> **What is needed**:
Please copy the stretch from "According to the" through "is largely unknown." in the PFAS blood-testing text, substituting "the United States" for "North America".

Developing a Faster Method to Measure PFAS in Human Blood
Most PFAS have properties of both hydrophobicity and hydrophily, and thus they have been widely used in industrial and commercial applications, such as stain- and water-repellent products. It has been found that PFAS are highly persistent in the environment, and they can also bioaccumulate and biomagnify in organisms. According to previous studies, PFAS have been found in marine food web and land animals, including the human body. PFAS has been identified in human blood, serum, urine, breast milk, placentae, and fetal organs, which has raised many concerns, because PFAS can cause various human health hazards such as developmental disorders and delays, liver damage, kidney and testicular cancer, thyroid disease, and immunosuppression.
According to the National Health and Nutrition Examination Survey (NHANES) 2003-2017, all human blood in North America is estimated to have 5 ppb of PFAS.
There is a significant barrier to study human health effects related to PFAS exposure, due to the difficulties with measuring PFAS concentrations in blood in the current methodologies. There are only four commercial labs in North America offering blood testing services, each sample costs about $800 to analyze, results are not available in less than 5 to 6 weeks after the test, and only 10 or fewer individual PFAS types are typically screened for. Thus, the detection of PFAS in human blood is not easily accessible and is rarely done, so the true impacts of these chemicals on human health is largely unknown.

> **Information shown**:

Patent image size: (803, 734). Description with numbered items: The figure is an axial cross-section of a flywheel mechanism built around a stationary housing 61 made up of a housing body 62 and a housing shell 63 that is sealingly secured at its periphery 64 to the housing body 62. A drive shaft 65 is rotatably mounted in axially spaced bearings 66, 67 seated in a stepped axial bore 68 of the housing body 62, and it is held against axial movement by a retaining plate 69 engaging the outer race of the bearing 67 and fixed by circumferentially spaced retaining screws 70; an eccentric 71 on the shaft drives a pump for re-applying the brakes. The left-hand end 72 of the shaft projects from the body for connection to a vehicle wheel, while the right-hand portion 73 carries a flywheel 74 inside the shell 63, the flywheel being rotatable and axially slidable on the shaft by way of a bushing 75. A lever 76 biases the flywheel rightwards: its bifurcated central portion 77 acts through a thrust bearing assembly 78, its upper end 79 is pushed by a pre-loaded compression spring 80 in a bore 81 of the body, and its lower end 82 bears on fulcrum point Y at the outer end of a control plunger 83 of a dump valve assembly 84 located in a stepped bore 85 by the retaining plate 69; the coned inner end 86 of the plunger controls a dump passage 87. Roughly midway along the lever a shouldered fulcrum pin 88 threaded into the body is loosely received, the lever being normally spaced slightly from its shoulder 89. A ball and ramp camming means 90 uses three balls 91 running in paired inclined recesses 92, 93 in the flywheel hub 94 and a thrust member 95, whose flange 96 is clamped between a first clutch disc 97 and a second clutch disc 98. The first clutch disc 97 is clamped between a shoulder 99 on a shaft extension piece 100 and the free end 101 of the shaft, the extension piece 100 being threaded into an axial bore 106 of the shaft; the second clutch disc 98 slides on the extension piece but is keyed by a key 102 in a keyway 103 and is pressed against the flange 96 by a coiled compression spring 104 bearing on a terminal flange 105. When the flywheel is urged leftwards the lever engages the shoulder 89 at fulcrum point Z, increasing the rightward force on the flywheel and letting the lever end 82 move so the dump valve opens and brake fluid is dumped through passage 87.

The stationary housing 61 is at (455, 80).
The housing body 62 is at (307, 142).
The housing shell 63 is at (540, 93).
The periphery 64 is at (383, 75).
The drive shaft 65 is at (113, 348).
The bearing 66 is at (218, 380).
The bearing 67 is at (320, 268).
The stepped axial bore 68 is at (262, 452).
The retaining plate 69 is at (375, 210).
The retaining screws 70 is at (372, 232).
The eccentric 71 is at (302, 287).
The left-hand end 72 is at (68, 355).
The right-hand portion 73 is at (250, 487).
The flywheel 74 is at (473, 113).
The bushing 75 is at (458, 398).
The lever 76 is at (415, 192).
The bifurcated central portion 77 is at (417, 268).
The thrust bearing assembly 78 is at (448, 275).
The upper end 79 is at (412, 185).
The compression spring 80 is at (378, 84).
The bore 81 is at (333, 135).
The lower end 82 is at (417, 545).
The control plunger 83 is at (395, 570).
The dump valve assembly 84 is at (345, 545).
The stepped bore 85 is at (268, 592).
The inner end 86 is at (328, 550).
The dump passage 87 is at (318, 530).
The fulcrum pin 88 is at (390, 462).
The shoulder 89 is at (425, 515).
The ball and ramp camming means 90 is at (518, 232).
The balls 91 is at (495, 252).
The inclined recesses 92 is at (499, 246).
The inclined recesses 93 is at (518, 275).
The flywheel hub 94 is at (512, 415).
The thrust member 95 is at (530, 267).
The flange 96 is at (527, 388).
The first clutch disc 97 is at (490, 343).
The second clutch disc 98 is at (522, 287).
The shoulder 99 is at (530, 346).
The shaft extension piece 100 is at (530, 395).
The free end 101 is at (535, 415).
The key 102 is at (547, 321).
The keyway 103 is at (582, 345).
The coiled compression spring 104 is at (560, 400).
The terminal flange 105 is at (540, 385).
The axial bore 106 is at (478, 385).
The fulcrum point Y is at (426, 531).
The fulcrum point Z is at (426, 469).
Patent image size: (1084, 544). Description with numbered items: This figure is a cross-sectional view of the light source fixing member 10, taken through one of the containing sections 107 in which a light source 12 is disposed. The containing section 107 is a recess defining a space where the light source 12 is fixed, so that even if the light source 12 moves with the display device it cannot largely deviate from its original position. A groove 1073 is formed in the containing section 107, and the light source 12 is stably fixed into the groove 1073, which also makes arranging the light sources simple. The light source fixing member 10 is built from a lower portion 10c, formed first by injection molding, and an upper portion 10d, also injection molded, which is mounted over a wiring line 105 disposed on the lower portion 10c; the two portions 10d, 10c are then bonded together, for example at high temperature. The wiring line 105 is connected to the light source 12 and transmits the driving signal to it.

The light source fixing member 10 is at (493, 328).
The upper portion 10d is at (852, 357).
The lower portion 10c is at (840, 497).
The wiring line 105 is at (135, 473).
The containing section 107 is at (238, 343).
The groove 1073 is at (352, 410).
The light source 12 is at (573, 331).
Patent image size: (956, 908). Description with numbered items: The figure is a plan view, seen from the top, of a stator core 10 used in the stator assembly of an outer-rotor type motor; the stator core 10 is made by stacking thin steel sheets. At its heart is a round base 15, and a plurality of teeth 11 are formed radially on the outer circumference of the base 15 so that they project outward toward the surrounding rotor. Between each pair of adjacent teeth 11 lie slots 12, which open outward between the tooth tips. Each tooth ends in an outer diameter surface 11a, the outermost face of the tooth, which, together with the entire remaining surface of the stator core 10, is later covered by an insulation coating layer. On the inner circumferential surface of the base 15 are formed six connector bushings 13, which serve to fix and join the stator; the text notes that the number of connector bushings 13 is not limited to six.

> **Expected answer**:
According to the National Health and Nutrition Examination Survey (NHANES) 2003-2017, all human blood in the United States is estimated to have 5 ppb of PFAS.
There is a significant barrier to study human health effects related to PFAS exposure, due to the difficulties with measuring PFAS concentrations in blood in the current methodologies. There are only four commercial labs in the United States offering blood testing services, each sample costs about $800 to analyze, results are not available in less than 5 to 6 weeks after the test, and only 10 or fewer individual PFAS types are typically screened for. Thus, the detection of PFAS in human blood is not easily accessible and is rarely done, so the true impacts of these chemicals on human health is largely unknown.